■ Job:
Leaving out the pictures, retype all the material exactly.

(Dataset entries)
--- start ---
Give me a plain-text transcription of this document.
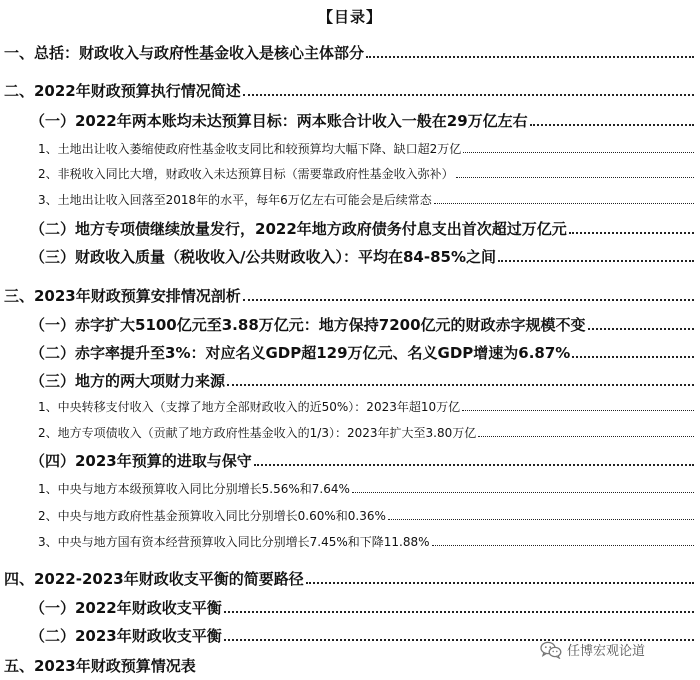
【目录】
一、总括：财政收入与政府性基金收入是核心主体部分
二、2022年财政预算执行情况简述
（一）2022年两本账均未达预算目标：两本账合计收入一般在29万亿左右
1、土地出让收入萎缩使政府性基金收支同比和较预算均大幅下降、缺口超2万亿
2、非税收入同比大增，财政收入未达预算目标（需要靠政府性基金收入弥补）
3、土地出让收入回落至2018年的水平，每年6万亿左右可能会是后续常态
（二）地方专项债继续放量发行，2022年地方政府债务付息支出首次超过万亿元
（三）财政收入质量（税收收入/公共财政收入）：平均在84-85%之间
三、2023年财政预算安排情况剖析
（一）赤字扩大5100亿元至3.88万亿元：地方保持7200亿元的财政赤字规模不变
（二）赤字率提升至3%：对应名义GDP超129万亿元、名义GDP增速为6.87%
（三）地方的两大项财力来源
1、中央转移支付收入（支撑了地方全部财政收入的近50%）：2023年超10万亿
2、地方专项债收入（贡献了地方政府性基金收入的1/3）：2023年扩大至3.80万亿
（四）2023年预算的进取与保守
1、中央与地方本级预算收入同比分别增长5.56%和7.64%
2、中央与地方政府性基金预算收入同比分别增长0.60%和0.36%
3、中央与地方国有资本经营预算收入同比分别增长7.45%和下降11.88%
四、2022-2023年财政收支平衡的简要路径
（一）2022年财政收支平衡
（二）2023年财政收支平衡
五、2023年财政预算情况表
任博宏观论道
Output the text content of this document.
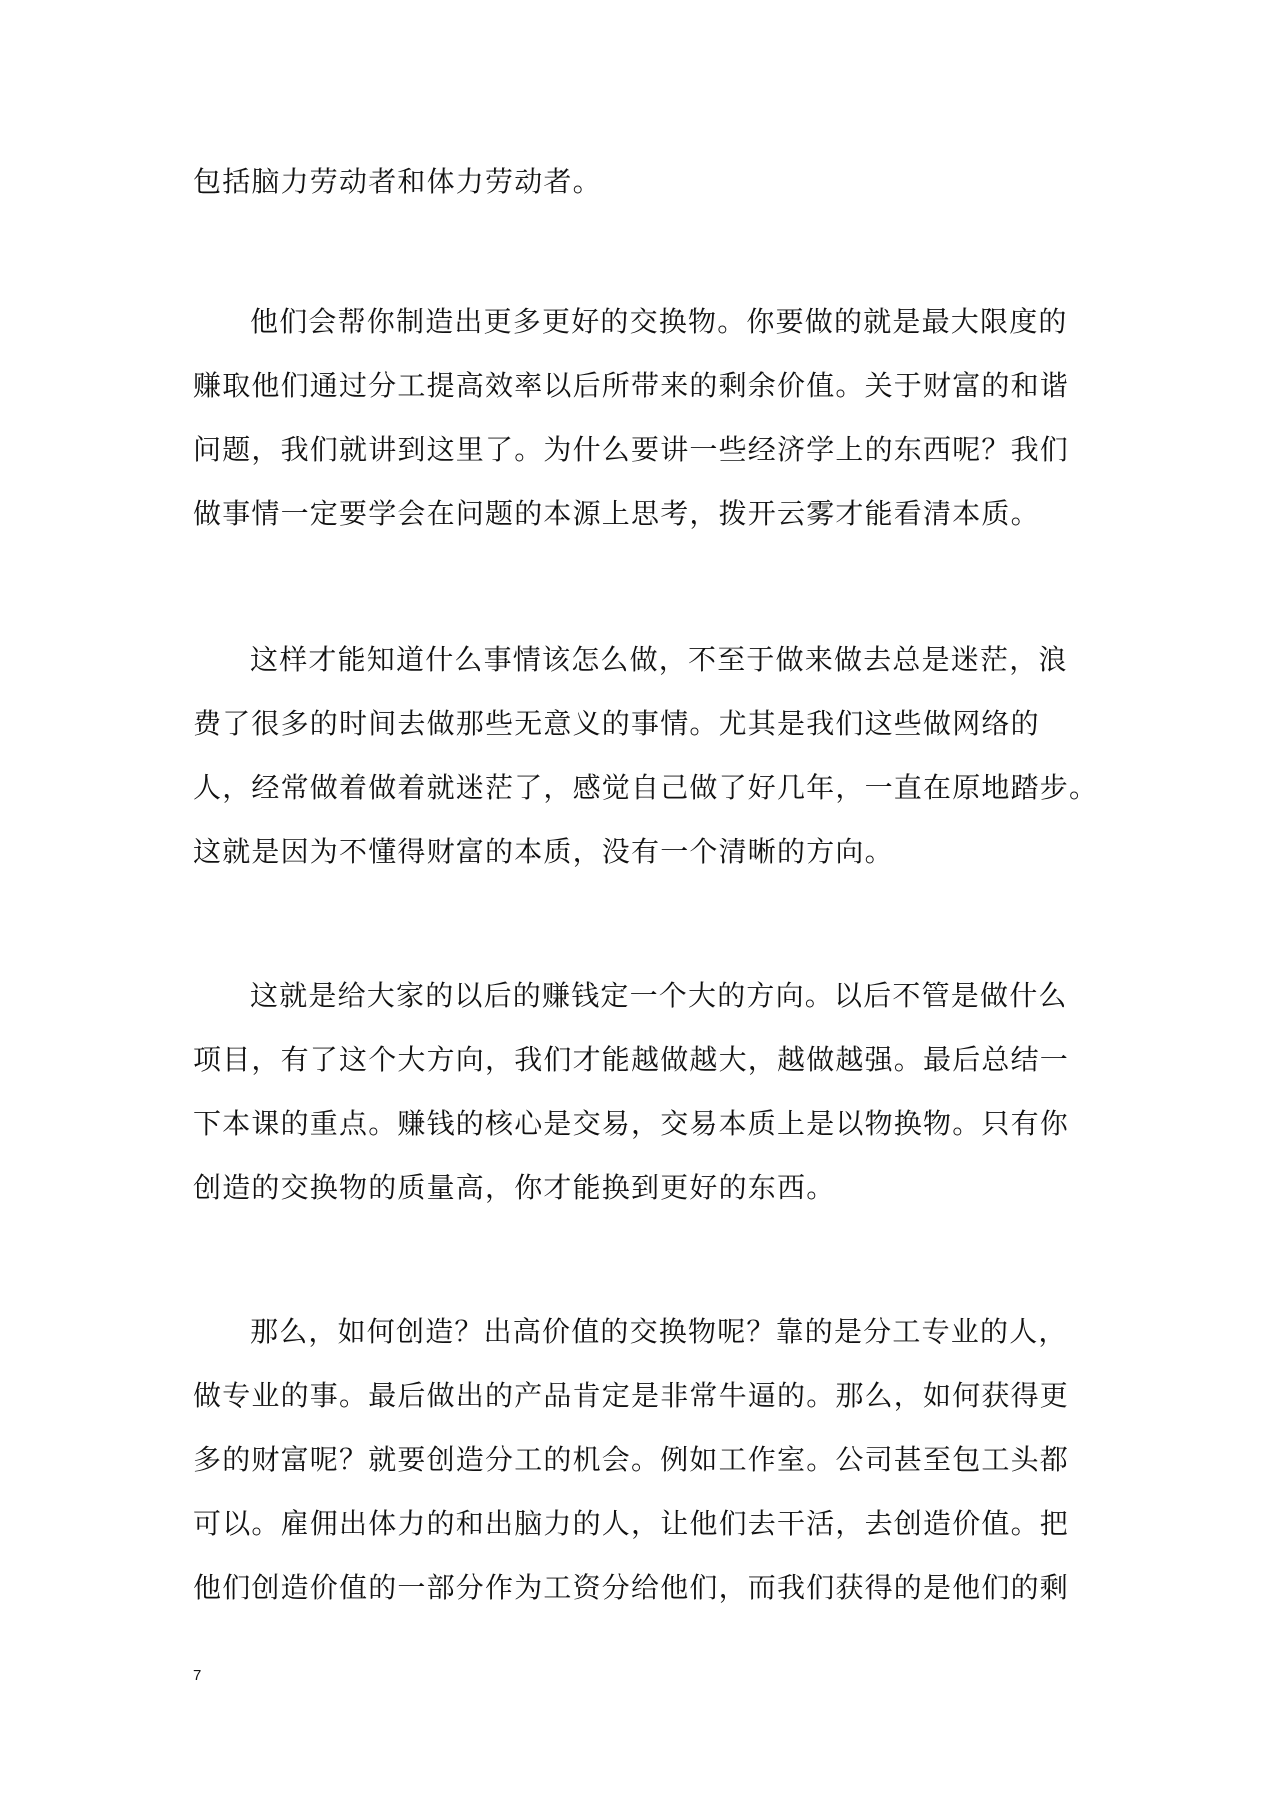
包括脑力劳动者和体力劳动者。
他们会帮你制造出更多更好的交换物。你要做的就是最大限度的
赚取他们通过分工提高效率以后所带来的剩余价值。关于财富的和谐
问题，我们就讲到这里了。为什么要讲一些经济学上的东西呢？我们
做事情一定要学会在问题的本源上思考，拨开云雾才能看清本质。
这样才能知道什么事情该怎么做，不至于做来做去总是迷茫，浪
费了很多的时间去做那些无意义的事情。尤其是我们这些做网络的
人，经常做着做着就迷茫了，感觉自己做了好几年，一直在原地踏步。
这就是因为不懂得财富的本质，没有一个清晰的方向。
这就是给大家的以后的赚钱定一个大的方向。以后不管是做什么
项目，有了这个大方向，我们才能越做越大，越做越强。最后总结一
下本课的重点。赚钱的核心是交易，交易本质上是以物换物。只有你
创造的交换物的质量高，你才能换到更好的东西。
那么，如何创造？出高价值的交换物呢？靠的是分工专业的人，
做专业的事。最后做出的产品肯定是非常牛逼的。那么，如何获得更
多的财富呢？就要创造分工的机会。例如工作室。公司甚至包工头都
可以。雇佣出体力的和出脑力的人，让他们去干活，去创造价值。把
他们创造价值的一部分作为工资分给他们，而我们获得的是他们的剩
7
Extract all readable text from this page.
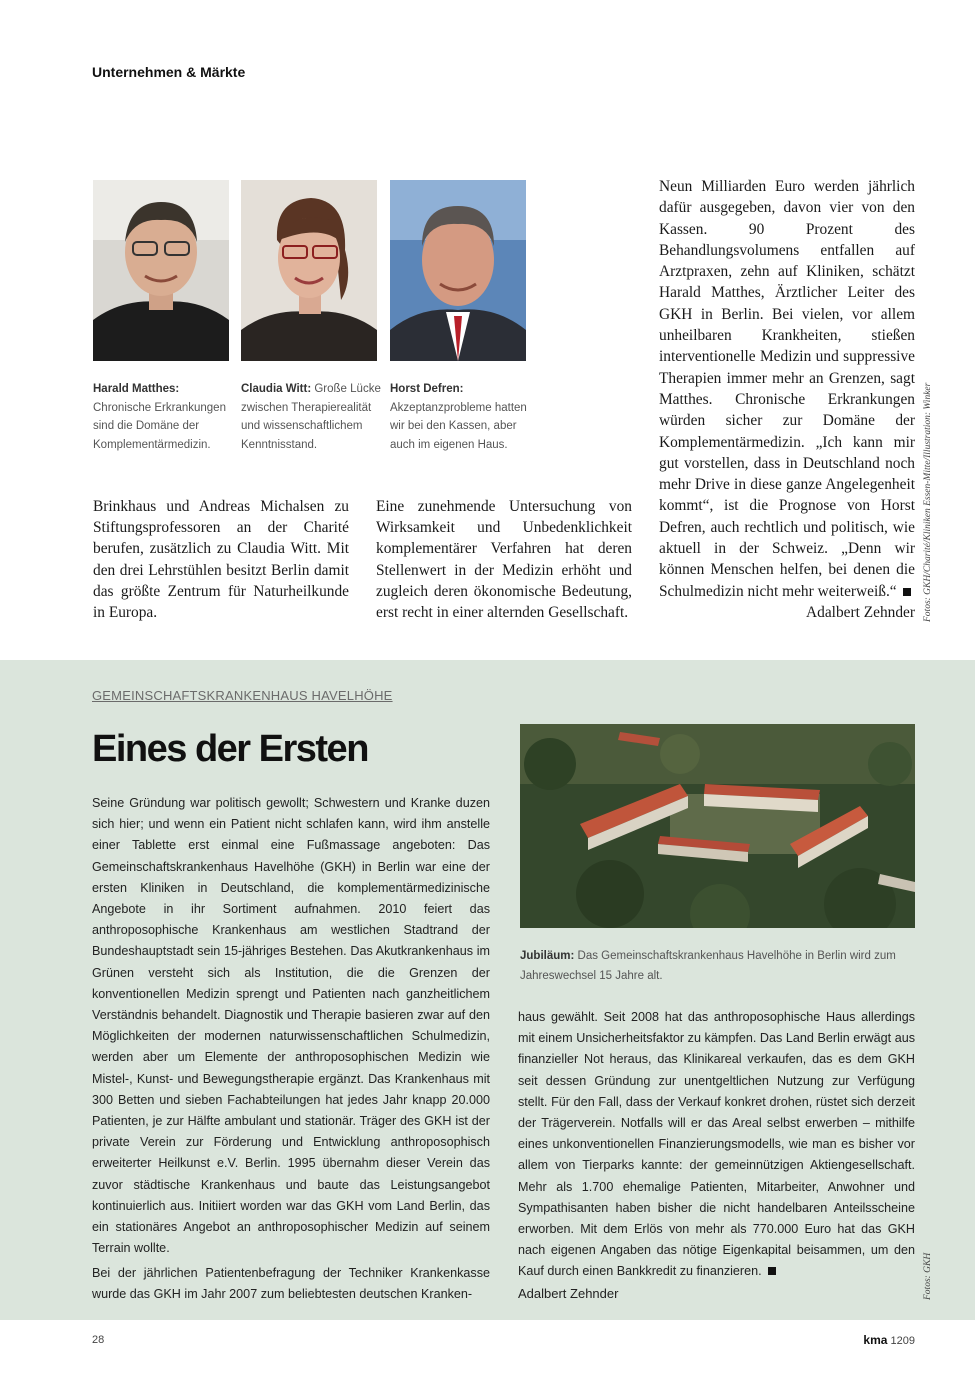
Unternehmen & Märkte
Harald Matthes: Chronische Erkrankungen sind die Domäne der Komplementärmedizin.
Claudia Witt: Große Lücke zwischen Therapierealität und wissenschaftlichem Kenntnisstand.
Horst Defren: Akzeptanzprobleme hatten wir bei den Kassen, aber auch im eigenen Haus.

Brinkhaus und Andreas Michalsen zu Stiftungsprofessoren an der Charité berufen, zusätzlich zu Claudia Witt. Mit den drei Lehrstühlen besitzt Berlin damit das größte Zentrum für Naturheilkunde in Europa.

Eine zunehmende Untersuchung von Wirksamkeit und Unbedenklichkeit komplementärer Verfahren hat deren Stellenwert in der Medizin erhöht und zugleich deren ökonomische Bedeutung, erst recht in einer alternden Gesellschaft.

Neun Milliarden Euro werden jährlich dafür ausgegeben, davon vier von den Kassen. 90 Prozent des Behandlungsvolumens entfallen auf Arztpraxen, zehn auf Kliniken, schätzt Harald Matthes, Ärztlicher Leiter des GKH in Berlin. Bei vielen, vor allem unheilbaren Krankheiten, stießen interventionelle Medizin und suppressive Therapien immer mehr an Grenzen, sagt Matthes. Chronische Erkrankungen würden sicher zur Domäne der Komplementärmedizin. „Ich kann mir gut vorstellen, dass in Deutschland noch mehr Drive in diese ganze Angelegenheit kommt“, ist die Prognose von Horst Defren, auch rechtlich und politisch, wie aktuell in der Schweiz. „Denn wir können Menschen helfen, bei denen die Schulmedizin nicht mehr weiterweiß.“

Adalbert Zehnder Fotos: GKH/Charité/Kliniken Essen-Mitte/Illustration: Winker
GEMEINSCHAFTSKRANKENHAUS HAVELHÖHE
Eines der Ersten

Seine Gründung war politisch gewollt; Schwestern und Kranke duzen sich hier; und wenn ein Patient nicht schlafen kann, wird ihm anstelle einer Tablette erst einmal eine Fußmassage angeboten: Das Gemeinschaftskrankenhaus Havelhöhe (GKH) in Berlin war eine der ersten Kliniken in Deutschland, die komplementärmedizinische Angebote in ihr Sortiment aufnahmen. 2010 feiert das anthroposophische Krankenhaus am westlichen Stadtrand der Bundeshauptstadt sein 15-jähriges Bestehen. Das Akutkrankenhaus im Grünen versteht sich als Institution, die die Grenzen der konventionellen Medizin sprengt und Patienten nach ganzheitlichem Verständnis behandelt. Diagnostik und Therapie basieren zwar auf den Möglichkeiten der modernen naturwissenschaftlichen Schulmedizin, werden aber um Elemente der anthroposophischen Medizin wie Mistel-, Kunst- und Bewegungstherapie ergänzt. Das Krankenhaus mit 300 Betten und sieben Fachabteilungen hat jedes Jahr knapp 20.000 Patienten, je zur Hälfte ambulant und stationär. Träger des GKH ist der private Verein zur Förderung und Entwicklung anthroposophisch erweiterter Heilkunst e.V. Berlin. 1995 übernahm dieser Verein das zuvor städtische Krankenhaus und baute das Leistungsangebot kontinuierlich aus. Initiiert worden war das GKH vom Land Berlin, das ein stationäres Angebot an anthroposophischer Medizin auf seinem Terrain wollte.

Bei der jährlichen Patientenbefragung der Techniker Krankenkasse wurde das GKH im Jahr 2007 zum beliebtesten deutschen Kranken-

Jubiläum: Das Gemeinschaftskrankenhaus Havelhöhe in Berlin wird zum Jahreswechsel 15 Jahre alt.

haus gewählt. Seit 2008 hat das anthroposophische Haus allerdings mit einem Unsicherheitsfaktor zu kämpfen. Das Land Berlin erwägt aus finanzieller Not heraus, das Klinikareal verkaufen, das es dem GKH seit dessen Gründung zur unentgeltlichen Nutzung zur Verfügung stellt. Für den Fall, dass der Verkauf konkret drohen, rüstet sich derzeit der Trägerverein. Notfalls will er das Areal selbst erwerben – mithilfe eines unkonventionellen Finanzierungsmodells, wie man es bisher vor allem von Tierparks kannte: der gemeinnützigen Aktiengesellschaft. Mehr als 1.700 ehemalige Patienten, Mitarbeiter, Anwohner und Sympathisanten haben bisher die nicht handelbaren Anteilsscheine erworben. Mit dem Erlös von mehr als 770.000 Euro hat das GKH nach eigenen Angaben das nötige Eigenkapital beisammen, um den Kauf durch einen Bankkredit zu finanzieren.

Adalbert Zehnder	Fotos: GKH
28	kma 1209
--- end ---
■ Correct output:
Give me a plain-text transcription of this document.
【目录】
一、总括：财政收入与政府性基金收入是核心主体部分
二、2022年财政预算执行情况简述
（一）2022年两本账均未达预算目标：两本账合计收入一般在29万亿左右
1、土地出让收入萎缩使政府性基金收支同比和较预算均大幅下降、缺口超2万亿
2、非税收入同比大增，财政收入未达预算目标（需要靠政府性基金收入弥补）
3、土地出让收入回落至2018年的水平，每年6万亿左右可能会是后续常态
（二）地方专项债继续放量发行，2022年地方政府债务付息支出首次超过万亿元
（三）财政收入质量（税收收入/公共财政收入）：平均在84-85%之间
三、2023年财政预算安排情况剖析
（一）赤字扩大5100亿元至3.88万亿元：地方保持7200亿元的财政赤字规模不变
（二）赤字率提升至3%：对应名义GDP超129万亿元、名义GDP增速为6.87%
（三）地方的两大项财力来源
1、中央转移支付收入（支撑了地方全部财政收入的近50%）：2023年超10万亿
2、地方专项债收入（贡献了地方政府性基金收入的1/3）：2023年扩大至3.80万亿
（四）2023年预算的进取与保守
1、中央与地方本级预算收入同比分别增长5.56%和7.64%
2、中央与地方政府性基金预算收入同比分别增长0.60%和0.36%
3、中央与地方国有资本经营预算收入同比分别增长7.45%和下降11.88%
四、2022-2023年财政收支平衡的简要路径
（一）2022年财政收支平衡
（二）2023年财政收支平衡
五、2023年财政预算情况表
任博宏观论道
Output the text content of this document.
包括脑力劳动者和体力劳动者。
他们会帮你制造出更多更好的交换物。你要做的就是最大限度的
赚取他们通过分工提高效率以后所带来的剩余价值。关于财富的和谐
问题，我们就讲到这里了。为什么要讲一些经济学上的东西呢？我们
做事情一定要学会在问题的本源上思考，拨开云雾才能看清本质。
这样才能知道什么事情该怎么做，不至于做来做去总是迷茫，浪
费了很多的时间去做那些无意义的事情。尤其是我们这些做网络的
人，经常做着做着就迷茫了，感觉自己做了好几年，一直在原地踏步。
这就是因为不懂得财富的本质，没有一个清晰的方向。
这就是给大家的以后的赚钱定一个大的方向。以后不管是做什么
项目，有了这个大方向，我们才能越做越大，越做越强。最后总结一
下本课的重点。赚钱的核心是交易，交易本质上是以物换物。只有你
创造的交换物的质量高，你才能换到更好的东西。
那么，如何创造？出高价值的交换物呢？靠的是分工专业的人，
做专业的事。最后做出的产品肯定是非常牛逼的。那么，如何获得更
多的财富呢？就要创造分工的机会。例如工作室。公司甚至包工头都
可以。雇佣出体力的和出脑力的人，让他们去干活，去创造价值。把
他们创造价值的一部分作为工资分给他们，而我们获得的是他们的剩
7
Extract all readable text from this page.
Unternehmen & Märkte
Harald Matthes: Chronische Erkrankungen sind die Domäne der Komplementärmedizin.
Claudia Witt: Große Lücke zwischen Therapierealität und wissenschaftlichem Kenntnisstand.
Horst Defren: Akzeptanzprobleme hatten wir bei den Kassen, aber auch im eigenen Haus.

Brinkhaus und Andreas Michalsen zu Stiftungsprofessoren an der Charité berufen, zusätzlich zu Claudia Witt. Mit den drei Lehrstühlen besitzt Berlin damit das größte Zentrum für Naturheilkunde in Europa.

Eine zunehmende Untersuchung von Wirksamkeit und Unbedenklichkeit komplementärer Verfahren hat deren Stellenwert in der Medizin erhöht und zugleich deren ökonomische Bedeutung, erst recht in einer alternden Gesellschaft.

Neun Milliarden Euro werden jährlich dafür ausgegeben, davon vier von den Kassen. 90 Prozent des Behandlungsvolumens entfallen auf Arztpraxen, zehn auf Kliniken, schätzt Harald Matthes, Ärztlicher Leiter des GKH in Berlin. Bei vielen, vor allem unheilbaren Krankheiten, stießen interventionelle Medizin und suppressive Therapien immer mehr an Grenzen, sagt Matthes. Chronische Erkrankungen würden sicher zur Domäne der Komplementärmedizin. „Ich kann mir gut vorstellen, dass in Deutschland noch mehr Drive in diese ganze Angelegenheit kommt“, ist die Prognose von Horst Defren, auch rechtlich und politisch, wie aktuell in der Schweiz. „Denn wir können Menschen helfen, bei denen die Schulmedizin nicht mehr weiterweiß.“

Adalbert Zehnder Fotos: GKH/Charité/Kliniken Essen-Mitte/Illustration: Winker
GEMEINSCHAFTSKRANKENHAUS HAVELHÖHE
Eines der Ersten

Seine Gründung war politisch gewollt; Schwestern und Kranke duzen sich hier; und wenn ein Patient nicht schlafen kann, wird ihm anstelle einer Tablette erst einmal eine Fußmassage angeboten: Das Gemeinschaftskrankenhaus Havelhöhe (GKH) in Berlin war eine der ersten Kliniken in Deutschland, die komplementärmedizinische Angebote in ihr Sortiment aufnahmen. 2010 feiert das anthroposophische Krankenhaus am westlichen Stadtrand der Bundeshauptstadt sein 15-jähriges Bestehen. Das Akutkrankenhaus im Grünen versteht sich als Institution, die die Grenzen der konventionellen Medizin sprengt und Patienten nach ganzheitlichem Verständnis behandelt. Diagnostik und Therapie basieren zwar auf den Möglichkeiten der modernen naturwissenschaftlichen Schulmedizin, werden aber um Elemente der anthroposophischen Medizin wie Mistel-, Kunst- und Bewegungstherapie ergänzt. Das Krankenhaus mit 300 Betten und sieben Fachabteilungen hat jedes Jahr knapp 20.000 Patienten, je zur Hälfte ambulant und stationär. Träger des GKH ist der private Verein zur Förderung und Entwicklung anthroposophisch erweiterter Heilkunst e.V. Berlin. 1995 übernahm dieser Verein das zuvor städtische Krankenhaus und baute das Leistungsangebot kontinuierlich aus. Initiiert worden war das GKH vom Land Berlin, das ein stationäres Angebot an anthroposophischer Medizin auf seinem Terrain wollte.

Bei der jährlichen Patientenbefragung der Techniker Krankenkasse wurde das GKH im Jahr 2007 zum beliebtesten deutschen Kranken-

Jubiläum: Das Gemeinschaftskrankenhaus Havelhöhe in Berlin wird zum Jahreswechsel 15 Jahre alt.

haus gewählt. Seit 2008 hat das anthroposophische Haus allerdings mit einem Unsicherheitsfaktor zu kämpfen. Das Land Berlin erwägt aus finanzieller Not heraus, das Klinikareal verkaufen, das es dem GKH seit dessen Gründung zur unentgeltlichen Nutzung zur Verfügung stellt. Für den Fall, dass der Verkauf konkret drohen, rüstet sich derzeit der Trägerverein. Notfalls will er das Areal selbst erwerben – mithilfe eines unkonventionellen Finanzierungsmodells, wie man es bisher vor allem von Tierparks kannte: der gemeinnützigen Aktiengesellschaft. Mehr als 1.700 ehemalige Patienten, Mitarbeiter, Anwohner und Sympathisanten haben bisher die nicht handelbaren Anteilsscheine erworben. Mit dem Erlös von mehr als 770.000 Euro hat das GKH nach eigenen Angaben das nötige Eigenkapital beisammen, um den Kauf durch einen Bankkredit zu finanzieren.

Adalbert Zehnder	Fotos: GKH
28	kma 1209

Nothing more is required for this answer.